OBJECTIVE >> Revise everything from the start of the entries down to and including the line containing "local-value: 332,9 (723, 469, 775, 583)", replacing "pixel-space" with "image-space" and leaving all else unchanged.

☆ ☆ ☆ ☆ ☆

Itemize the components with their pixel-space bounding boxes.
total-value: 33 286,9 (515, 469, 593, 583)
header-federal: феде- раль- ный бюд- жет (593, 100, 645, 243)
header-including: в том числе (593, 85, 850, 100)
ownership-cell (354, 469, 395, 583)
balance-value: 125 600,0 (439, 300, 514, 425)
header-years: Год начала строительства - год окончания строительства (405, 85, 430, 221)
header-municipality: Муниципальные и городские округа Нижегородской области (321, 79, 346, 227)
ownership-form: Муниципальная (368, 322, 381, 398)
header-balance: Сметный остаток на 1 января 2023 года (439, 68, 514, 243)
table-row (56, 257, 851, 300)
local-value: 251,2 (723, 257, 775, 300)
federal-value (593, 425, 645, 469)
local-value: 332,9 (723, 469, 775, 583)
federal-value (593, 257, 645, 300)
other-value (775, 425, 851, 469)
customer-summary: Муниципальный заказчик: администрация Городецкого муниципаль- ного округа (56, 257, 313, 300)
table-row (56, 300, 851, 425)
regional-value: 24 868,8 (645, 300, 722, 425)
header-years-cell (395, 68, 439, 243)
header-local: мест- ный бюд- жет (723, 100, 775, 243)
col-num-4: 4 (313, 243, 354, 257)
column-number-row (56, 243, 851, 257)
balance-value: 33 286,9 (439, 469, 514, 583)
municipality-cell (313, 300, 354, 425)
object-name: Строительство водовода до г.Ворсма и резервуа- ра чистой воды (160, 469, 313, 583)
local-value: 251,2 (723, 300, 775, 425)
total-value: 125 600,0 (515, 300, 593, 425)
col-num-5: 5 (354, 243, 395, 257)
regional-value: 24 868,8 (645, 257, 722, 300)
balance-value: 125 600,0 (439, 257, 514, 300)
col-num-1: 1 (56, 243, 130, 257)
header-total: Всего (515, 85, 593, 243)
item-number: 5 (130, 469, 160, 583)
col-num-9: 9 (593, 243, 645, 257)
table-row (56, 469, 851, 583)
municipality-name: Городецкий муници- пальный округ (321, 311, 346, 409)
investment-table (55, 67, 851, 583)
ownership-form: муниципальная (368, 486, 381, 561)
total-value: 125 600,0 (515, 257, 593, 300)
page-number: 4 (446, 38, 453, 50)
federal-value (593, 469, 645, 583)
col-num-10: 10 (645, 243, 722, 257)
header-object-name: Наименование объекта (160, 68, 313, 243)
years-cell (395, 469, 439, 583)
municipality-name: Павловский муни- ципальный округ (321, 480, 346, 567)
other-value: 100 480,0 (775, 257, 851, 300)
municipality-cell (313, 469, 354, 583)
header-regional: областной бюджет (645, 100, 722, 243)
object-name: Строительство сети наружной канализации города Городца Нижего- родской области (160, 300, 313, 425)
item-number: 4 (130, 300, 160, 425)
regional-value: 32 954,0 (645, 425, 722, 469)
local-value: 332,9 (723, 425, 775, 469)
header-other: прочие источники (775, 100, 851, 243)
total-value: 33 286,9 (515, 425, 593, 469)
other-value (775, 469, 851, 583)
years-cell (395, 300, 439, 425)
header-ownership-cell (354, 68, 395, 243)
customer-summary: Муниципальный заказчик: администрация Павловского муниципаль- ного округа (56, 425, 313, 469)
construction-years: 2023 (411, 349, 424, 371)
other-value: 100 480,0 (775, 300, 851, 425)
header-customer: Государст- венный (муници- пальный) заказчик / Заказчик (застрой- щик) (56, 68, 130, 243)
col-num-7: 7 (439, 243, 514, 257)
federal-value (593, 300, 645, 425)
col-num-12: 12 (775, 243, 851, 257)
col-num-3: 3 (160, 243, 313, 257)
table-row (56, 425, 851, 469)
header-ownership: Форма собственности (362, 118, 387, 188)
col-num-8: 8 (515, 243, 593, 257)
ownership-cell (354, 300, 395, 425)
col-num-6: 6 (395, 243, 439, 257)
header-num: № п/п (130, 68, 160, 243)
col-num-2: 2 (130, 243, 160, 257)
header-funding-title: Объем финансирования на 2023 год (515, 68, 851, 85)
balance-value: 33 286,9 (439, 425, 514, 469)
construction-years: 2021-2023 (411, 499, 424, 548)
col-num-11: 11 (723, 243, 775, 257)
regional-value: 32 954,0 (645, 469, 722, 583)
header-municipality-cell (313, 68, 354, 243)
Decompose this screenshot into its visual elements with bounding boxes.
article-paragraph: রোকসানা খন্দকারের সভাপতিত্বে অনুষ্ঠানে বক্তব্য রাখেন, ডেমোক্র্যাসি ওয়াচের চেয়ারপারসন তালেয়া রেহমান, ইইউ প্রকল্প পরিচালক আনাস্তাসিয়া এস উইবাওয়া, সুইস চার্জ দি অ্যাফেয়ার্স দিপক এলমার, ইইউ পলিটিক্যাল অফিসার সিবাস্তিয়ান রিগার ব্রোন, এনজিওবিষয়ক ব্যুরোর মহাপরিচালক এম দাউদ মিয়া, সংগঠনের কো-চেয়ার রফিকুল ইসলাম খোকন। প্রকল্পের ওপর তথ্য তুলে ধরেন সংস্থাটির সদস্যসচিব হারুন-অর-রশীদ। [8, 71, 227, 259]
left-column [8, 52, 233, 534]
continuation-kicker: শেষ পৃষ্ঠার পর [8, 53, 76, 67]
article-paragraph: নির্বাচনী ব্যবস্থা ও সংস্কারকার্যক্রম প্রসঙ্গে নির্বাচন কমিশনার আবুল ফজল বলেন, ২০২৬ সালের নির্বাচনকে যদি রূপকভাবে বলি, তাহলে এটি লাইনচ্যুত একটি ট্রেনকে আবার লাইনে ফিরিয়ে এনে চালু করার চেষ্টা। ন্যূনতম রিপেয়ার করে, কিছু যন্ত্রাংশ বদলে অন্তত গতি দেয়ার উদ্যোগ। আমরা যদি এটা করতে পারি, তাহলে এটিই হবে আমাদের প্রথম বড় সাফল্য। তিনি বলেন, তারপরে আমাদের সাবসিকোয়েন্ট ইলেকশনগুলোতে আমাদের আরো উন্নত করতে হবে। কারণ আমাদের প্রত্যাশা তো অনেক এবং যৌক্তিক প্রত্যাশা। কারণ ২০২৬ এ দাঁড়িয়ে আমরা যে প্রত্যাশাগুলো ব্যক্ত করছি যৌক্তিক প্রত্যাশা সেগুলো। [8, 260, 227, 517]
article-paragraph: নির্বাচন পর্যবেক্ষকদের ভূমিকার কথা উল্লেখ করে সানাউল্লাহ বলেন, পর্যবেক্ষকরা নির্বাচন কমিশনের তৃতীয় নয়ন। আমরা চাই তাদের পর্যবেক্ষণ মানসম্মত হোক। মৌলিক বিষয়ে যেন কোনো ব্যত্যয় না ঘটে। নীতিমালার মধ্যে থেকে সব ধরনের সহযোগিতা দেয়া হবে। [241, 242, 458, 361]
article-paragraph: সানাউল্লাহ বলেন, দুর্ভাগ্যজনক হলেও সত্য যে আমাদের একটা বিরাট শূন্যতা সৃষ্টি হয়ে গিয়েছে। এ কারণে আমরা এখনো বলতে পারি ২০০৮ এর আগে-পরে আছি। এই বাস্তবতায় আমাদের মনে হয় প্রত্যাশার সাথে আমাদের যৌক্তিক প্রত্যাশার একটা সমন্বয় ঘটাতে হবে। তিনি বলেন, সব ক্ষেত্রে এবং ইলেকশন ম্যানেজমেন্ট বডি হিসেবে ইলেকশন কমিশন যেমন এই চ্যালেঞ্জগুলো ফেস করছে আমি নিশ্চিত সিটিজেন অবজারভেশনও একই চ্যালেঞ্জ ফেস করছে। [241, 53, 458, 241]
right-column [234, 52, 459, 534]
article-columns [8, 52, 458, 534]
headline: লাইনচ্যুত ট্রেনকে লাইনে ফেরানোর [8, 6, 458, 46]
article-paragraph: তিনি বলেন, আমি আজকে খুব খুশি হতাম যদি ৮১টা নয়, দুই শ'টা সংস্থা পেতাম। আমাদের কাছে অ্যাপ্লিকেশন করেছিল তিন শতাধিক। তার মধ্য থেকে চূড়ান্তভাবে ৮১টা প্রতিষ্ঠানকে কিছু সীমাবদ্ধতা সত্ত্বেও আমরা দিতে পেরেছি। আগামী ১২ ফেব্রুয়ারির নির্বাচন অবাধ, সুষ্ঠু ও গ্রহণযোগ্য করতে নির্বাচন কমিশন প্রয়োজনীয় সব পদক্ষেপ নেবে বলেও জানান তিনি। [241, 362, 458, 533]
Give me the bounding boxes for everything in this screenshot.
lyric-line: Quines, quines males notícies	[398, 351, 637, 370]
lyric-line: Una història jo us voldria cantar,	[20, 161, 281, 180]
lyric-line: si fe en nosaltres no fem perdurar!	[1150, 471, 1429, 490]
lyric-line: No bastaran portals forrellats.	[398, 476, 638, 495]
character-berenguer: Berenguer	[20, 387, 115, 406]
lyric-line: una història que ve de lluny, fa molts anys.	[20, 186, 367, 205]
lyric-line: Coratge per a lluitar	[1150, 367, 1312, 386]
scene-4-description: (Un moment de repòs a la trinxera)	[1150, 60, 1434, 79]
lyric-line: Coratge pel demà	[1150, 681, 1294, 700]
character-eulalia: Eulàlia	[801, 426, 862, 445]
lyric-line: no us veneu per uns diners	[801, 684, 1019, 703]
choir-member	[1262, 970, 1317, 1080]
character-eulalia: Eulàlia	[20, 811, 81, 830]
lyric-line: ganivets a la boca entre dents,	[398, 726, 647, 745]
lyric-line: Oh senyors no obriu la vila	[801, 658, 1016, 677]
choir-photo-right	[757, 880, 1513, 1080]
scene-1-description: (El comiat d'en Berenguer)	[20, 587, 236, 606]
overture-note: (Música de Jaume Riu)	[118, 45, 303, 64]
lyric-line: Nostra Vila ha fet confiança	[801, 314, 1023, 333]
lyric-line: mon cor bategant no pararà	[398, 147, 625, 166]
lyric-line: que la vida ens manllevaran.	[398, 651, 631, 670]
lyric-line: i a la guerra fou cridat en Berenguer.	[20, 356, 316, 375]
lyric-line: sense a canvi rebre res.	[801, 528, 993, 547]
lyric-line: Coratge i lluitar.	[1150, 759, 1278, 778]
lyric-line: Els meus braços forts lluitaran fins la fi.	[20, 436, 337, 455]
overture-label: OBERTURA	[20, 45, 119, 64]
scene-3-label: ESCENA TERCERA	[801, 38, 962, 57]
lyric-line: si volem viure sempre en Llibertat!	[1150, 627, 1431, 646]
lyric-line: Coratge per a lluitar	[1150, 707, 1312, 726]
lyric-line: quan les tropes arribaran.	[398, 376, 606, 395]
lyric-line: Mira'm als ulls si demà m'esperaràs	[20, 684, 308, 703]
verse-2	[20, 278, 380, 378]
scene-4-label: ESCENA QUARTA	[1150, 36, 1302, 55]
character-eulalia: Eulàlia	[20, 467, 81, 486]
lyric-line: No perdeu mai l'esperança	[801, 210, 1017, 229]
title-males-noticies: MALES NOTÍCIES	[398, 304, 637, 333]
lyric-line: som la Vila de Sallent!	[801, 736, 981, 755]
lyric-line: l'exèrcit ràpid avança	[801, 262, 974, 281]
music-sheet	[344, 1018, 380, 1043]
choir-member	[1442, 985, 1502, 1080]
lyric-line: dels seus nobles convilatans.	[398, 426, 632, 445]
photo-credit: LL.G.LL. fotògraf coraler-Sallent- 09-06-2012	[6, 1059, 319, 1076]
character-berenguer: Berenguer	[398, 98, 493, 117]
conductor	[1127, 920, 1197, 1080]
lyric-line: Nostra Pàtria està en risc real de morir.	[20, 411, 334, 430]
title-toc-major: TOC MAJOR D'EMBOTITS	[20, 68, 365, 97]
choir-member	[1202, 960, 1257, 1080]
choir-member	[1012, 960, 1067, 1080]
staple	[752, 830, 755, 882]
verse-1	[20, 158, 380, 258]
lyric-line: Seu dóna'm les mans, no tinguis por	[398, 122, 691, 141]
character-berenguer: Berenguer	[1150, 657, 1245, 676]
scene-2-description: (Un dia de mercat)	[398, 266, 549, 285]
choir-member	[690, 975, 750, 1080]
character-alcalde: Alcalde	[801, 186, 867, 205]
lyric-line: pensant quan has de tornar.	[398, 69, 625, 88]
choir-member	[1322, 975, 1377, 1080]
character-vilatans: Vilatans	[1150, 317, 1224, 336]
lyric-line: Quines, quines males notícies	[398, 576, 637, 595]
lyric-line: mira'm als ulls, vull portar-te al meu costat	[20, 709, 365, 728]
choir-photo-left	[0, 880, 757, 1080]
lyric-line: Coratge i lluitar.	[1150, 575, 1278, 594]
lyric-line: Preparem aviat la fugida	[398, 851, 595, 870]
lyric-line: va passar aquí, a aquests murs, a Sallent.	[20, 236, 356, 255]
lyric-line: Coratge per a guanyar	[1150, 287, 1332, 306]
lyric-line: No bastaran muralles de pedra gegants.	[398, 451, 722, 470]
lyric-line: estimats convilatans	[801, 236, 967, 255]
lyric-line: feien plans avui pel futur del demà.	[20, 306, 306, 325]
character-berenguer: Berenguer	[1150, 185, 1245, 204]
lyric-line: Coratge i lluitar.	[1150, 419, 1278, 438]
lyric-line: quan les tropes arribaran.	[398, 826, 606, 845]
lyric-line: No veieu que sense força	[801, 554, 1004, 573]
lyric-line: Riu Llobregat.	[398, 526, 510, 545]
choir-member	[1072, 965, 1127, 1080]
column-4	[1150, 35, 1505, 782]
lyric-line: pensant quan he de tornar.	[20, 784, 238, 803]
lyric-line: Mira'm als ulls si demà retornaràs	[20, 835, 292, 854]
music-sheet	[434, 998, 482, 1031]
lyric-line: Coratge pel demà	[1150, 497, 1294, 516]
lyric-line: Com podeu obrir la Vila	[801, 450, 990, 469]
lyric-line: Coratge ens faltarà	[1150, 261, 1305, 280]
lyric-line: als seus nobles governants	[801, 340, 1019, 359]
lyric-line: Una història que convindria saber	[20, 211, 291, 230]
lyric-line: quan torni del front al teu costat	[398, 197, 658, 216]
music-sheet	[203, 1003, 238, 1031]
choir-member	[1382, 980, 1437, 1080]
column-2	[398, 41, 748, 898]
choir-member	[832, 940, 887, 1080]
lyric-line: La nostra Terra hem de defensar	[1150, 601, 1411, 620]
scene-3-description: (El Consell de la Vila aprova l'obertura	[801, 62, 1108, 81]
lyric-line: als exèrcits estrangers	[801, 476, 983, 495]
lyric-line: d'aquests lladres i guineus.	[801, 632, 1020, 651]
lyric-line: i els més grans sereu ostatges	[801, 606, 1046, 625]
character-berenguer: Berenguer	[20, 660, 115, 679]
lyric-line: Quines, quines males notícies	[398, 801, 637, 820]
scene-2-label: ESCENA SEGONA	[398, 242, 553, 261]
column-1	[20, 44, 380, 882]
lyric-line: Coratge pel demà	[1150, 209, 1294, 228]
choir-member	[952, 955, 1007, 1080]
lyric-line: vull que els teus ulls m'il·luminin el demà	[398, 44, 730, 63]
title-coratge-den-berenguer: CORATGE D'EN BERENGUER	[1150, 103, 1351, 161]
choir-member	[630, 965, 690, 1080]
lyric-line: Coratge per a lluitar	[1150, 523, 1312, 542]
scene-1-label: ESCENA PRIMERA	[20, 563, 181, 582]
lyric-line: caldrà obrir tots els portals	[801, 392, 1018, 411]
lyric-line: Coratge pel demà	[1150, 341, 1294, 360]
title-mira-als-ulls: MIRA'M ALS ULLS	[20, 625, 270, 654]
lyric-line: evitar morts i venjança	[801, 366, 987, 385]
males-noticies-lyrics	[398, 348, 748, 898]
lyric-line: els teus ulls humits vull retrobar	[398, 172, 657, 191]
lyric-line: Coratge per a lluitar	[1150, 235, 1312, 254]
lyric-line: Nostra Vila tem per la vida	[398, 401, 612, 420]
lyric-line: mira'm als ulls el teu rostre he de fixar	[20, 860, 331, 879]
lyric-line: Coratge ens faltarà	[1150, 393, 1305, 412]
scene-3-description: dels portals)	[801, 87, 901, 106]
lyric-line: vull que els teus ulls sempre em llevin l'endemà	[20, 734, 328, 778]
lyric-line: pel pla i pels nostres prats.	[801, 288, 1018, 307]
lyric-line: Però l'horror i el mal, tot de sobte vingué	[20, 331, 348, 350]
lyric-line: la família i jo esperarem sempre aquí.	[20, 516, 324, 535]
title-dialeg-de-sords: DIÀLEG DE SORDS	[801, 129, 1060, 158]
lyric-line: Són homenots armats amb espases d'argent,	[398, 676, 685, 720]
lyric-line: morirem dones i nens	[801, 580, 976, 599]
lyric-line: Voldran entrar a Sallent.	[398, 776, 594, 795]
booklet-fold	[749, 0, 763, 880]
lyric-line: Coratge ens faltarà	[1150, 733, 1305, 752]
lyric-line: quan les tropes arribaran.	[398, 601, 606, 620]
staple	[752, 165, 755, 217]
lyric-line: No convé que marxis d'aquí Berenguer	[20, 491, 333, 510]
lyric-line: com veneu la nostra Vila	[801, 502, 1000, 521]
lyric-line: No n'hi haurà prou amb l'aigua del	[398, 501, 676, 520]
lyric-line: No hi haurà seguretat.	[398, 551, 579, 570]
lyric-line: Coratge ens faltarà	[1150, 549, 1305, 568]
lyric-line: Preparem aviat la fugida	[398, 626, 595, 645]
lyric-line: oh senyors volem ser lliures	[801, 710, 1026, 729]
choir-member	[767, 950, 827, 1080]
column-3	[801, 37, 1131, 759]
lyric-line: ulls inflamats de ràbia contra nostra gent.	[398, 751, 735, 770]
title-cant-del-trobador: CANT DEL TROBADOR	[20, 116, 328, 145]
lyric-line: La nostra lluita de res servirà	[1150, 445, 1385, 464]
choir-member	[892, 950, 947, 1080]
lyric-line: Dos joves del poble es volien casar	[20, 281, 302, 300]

☆ ☆ ☆ ☆ ☆

EXPECTED OUTPUT >>
Itemize the components with their image-space bounding boxes.
total-value: 33 286,9 (515, 469, 593, 583)
header-federal: феде- раль- ный бюд- жет (593, 100, 645, 243)
header-including: в том числе (593, 85, 850, 100)
ownership-cell (354, 469, 395, 583)
balance-value: 125 600,0 (439, 300, 514, 425)
header-years: Год начала строительства - год окончания строительства (405, 85, 430, 221)
header-municipality: Муниципальные и городские округа Нижегородской области (321, 79, 346, 227)
ownership-form: Муниципальная (368, 322, 381, 398)
header-balance: Сметный остаток на 1 января 2023 года (439, 68, 514, 243)
table-row (56, 257, 851, 300)
local-value: 251,2 (723, 257, 775, 300)
federal-value (593, 425, 645, 469)
local-value: 332,9 (723, 469, 775, 583)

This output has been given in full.